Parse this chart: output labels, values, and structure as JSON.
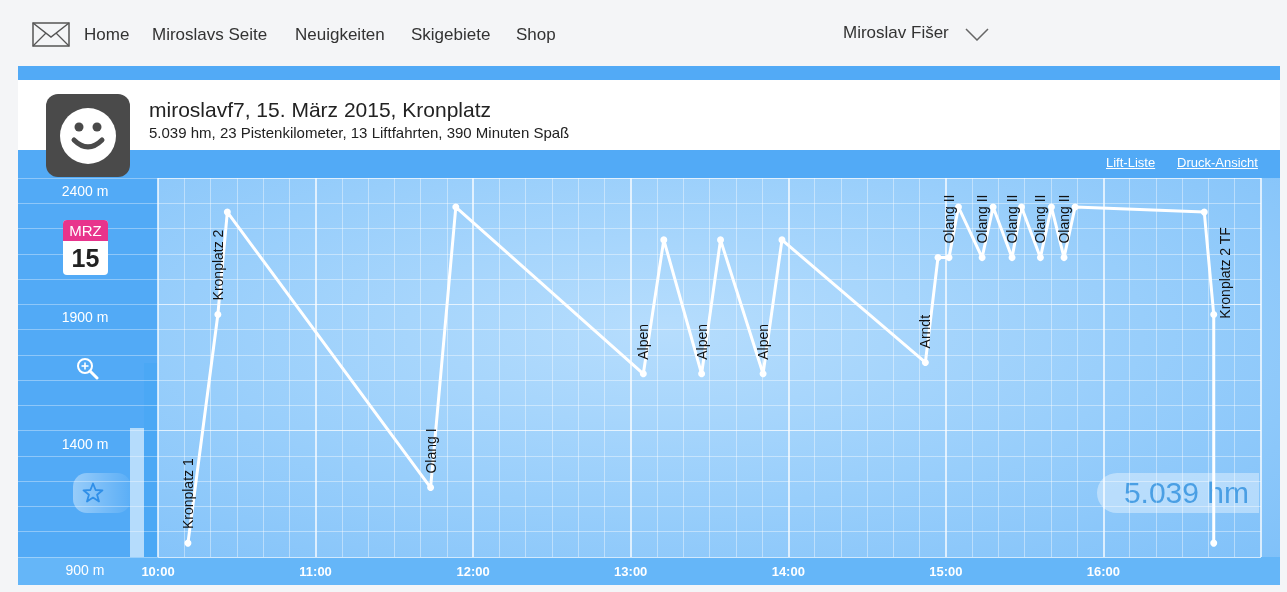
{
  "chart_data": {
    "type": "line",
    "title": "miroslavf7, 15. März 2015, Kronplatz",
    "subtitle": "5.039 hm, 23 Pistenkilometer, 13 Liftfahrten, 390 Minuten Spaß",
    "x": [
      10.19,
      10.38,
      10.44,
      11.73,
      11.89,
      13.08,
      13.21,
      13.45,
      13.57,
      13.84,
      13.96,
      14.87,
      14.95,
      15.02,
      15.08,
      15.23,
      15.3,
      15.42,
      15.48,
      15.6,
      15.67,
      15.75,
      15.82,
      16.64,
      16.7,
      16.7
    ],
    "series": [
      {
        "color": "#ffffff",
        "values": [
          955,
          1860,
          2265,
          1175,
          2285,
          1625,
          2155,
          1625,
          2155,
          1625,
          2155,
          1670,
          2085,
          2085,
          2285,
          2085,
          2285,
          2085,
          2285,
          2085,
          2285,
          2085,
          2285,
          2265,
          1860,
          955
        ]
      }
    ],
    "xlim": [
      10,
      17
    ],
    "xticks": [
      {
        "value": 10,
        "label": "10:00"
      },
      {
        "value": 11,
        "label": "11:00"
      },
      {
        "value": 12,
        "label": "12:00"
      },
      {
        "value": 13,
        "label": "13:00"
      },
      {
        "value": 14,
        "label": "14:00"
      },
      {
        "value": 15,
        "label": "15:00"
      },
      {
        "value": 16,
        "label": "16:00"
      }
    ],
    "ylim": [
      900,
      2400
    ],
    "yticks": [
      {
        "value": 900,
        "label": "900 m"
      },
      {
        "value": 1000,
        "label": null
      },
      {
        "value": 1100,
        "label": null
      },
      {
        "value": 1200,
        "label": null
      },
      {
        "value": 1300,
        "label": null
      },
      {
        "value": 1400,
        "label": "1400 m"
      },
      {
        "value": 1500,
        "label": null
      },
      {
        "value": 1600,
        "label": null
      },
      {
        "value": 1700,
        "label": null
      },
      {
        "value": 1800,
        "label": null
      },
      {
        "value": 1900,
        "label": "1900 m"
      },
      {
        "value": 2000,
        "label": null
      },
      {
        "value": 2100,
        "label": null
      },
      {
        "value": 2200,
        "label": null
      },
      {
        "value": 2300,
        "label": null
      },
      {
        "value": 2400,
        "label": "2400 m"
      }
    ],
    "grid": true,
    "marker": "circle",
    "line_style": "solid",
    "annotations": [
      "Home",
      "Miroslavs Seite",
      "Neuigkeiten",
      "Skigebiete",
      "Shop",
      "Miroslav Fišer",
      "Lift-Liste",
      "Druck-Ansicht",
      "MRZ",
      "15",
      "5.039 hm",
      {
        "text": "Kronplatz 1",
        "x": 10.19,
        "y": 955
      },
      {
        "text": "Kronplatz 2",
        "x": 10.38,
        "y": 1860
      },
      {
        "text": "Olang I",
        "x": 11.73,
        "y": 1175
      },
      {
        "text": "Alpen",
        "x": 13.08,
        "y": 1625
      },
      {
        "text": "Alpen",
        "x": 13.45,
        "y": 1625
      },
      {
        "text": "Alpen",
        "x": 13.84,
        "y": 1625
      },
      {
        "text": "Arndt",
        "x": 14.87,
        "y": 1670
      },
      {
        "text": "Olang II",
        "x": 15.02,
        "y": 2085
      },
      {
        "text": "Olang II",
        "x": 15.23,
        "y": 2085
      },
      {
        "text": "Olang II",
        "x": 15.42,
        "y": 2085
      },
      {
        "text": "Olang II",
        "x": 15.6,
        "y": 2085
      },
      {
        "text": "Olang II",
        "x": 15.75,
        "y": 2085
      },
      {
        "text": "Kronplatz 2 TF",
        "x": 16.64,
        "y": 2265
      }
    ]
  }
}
┄┄┄┄┄┄┄┄┄┄
** Stated exercise **
Every line of the material is to be quoted exactly, with no pictures carried over.

** Result of the exercise **
Parse this chart: output labels, values, and structure as JSON.
{
  "chart_data": {
    "type": "line",
    "title": "miroslavf7, 15. März 2015, Kronplatz",
    "subtitle": "5.039 hm, 23 Pistenkilometer, 13 Liftfahrten, 390 Minuten Spaß",
    "x": [
      10.19,
      10.38,
      10.44,
      11.73,
      11.89,
      13.08,
      13.21,
      13.45,
      13.57,
      13.84,
      13.96,
      14.87,
      14.95,
      15.02,
      15.08,
      15.23,
      15.3,
      15.42,
      15.48,
      15.6,
      15.67,
      15.75,
      15.82,
      16.64,
      16.7,
      16.7
    ],
    "series": [
      {
        "color": "#ffffff",
        "values": [
          955,
          1860,
          2265,
          1175,
          2285,
          1625,
          2155,
          1625,
          2155,
          1625,
          2155,
          1670,
          2085,
          2085,
          2285,
          2085,
          2285,
          2085,
          2285,
          2085,
          2285,
          2085,
          2285,
          2265,
          1860,
          955
        ]
      }
    ],
    "xlim": [
      10,
      17
    ],
    "xticks": [
      {
        "value": 10,
        "label": "10:00"
      },
      {
        "value": 11,
        "label": "11:00"
      },
      {
        "value": 12,
        "label": "12:00"
      },
      {
        "value": 13,
        "label": "13:00"
      },
      {
        "value": 14,
        "label": "14:00"
      },
      {
        "value": 15,
        "label": "15:00"
      },
      {
        "value": 16,
        "label": "16:00"
      }
    ],
    "ylim": [
      900,
      2400
    ],
    "yticks": [
      {
        "value": 900,
        "label": "900 m"
      },
      {
        "value": 1000,
        "label": null
      },
      {
        "value": 1100,
        "label": null
      },
      {
        "value": 1200,
        "label": null
      },
      {
        "value": 1300,
        "label": null
      },
      {
        "value": 1400,
        "label": "1400 m"
      },
      {
        "value": 1500,
        "label": null
      },
      {
        "value": 1600,
        "label": null
      },
      {
        "value": 1700,
        "label": null
      },
      {
        "value": 1800,
        "label": null
      },
      {
        "value": 1900,
        "label": "1900 m"
      },
      {
        "value": 2000,
        "label": null
      },
      {
        "value": 2100,
        "label": null
      },
      {
        "value": 2200,
        "label": null
      },
      {
        "value": 2300,
        "label": null
      },
      {
        "value": 2400,
        "label": "2400 m"
      }
    ],
    "grid": true,
    "marker": "circle",
    "line_style": "solid",
    "annotations": [
      "Home",
      "Miroslavs Seite",
      "Neuigkeiten",
      "Skigebiete",
      "Shop",
      "Miroslav Fišer",
      "Lift-Liste",
      "Druck-Ansicht",
      "MRZ",
      "15",
      "5.039 hm",
      {
        "text": "Kronplatz 1",
        "x": 10.19,
        "y": 955
      },
      {
        "text": "Kronplatz 2",
        "x": 10.38,
        "y": 1860
      },
      {
        "text": "Olang I",
        "x": 11.73,
        "y": 1175
      },
      {
        "text": "Alpen",
        "x": 13.08,
        "y": 1625
      },
      {
        "text": "Alpen",
        "x": 13.45,
        "y": 1625
      },
      {
        "text": "Alpen",
        "x": 13.84,
        "y": 1625
      },
      {
        "text": "Arndt",
        "x": 14.87,
        "y": 1670
      },
      {
        "text": "Olang II",
        "x": 15.02,
        "y": 2085
      },
      {
        "text": "Olang II",
        "x": 15.23,
        "y": 2085
      },
      {
        "text": "Olang II",
        "x": 15.42,
        "y": 2085
      },
      {
        "text": "Olang II",
        "x": 15.6,
        "y": 2085
      },
      {
        "text": "Olang II",
        "x": 15.75,
        "y": 2085
      },
      {
        "text": "Kronplatz 2 TF",
        "x": 16.64,
        "y": 2265
      }
    ]
  }
}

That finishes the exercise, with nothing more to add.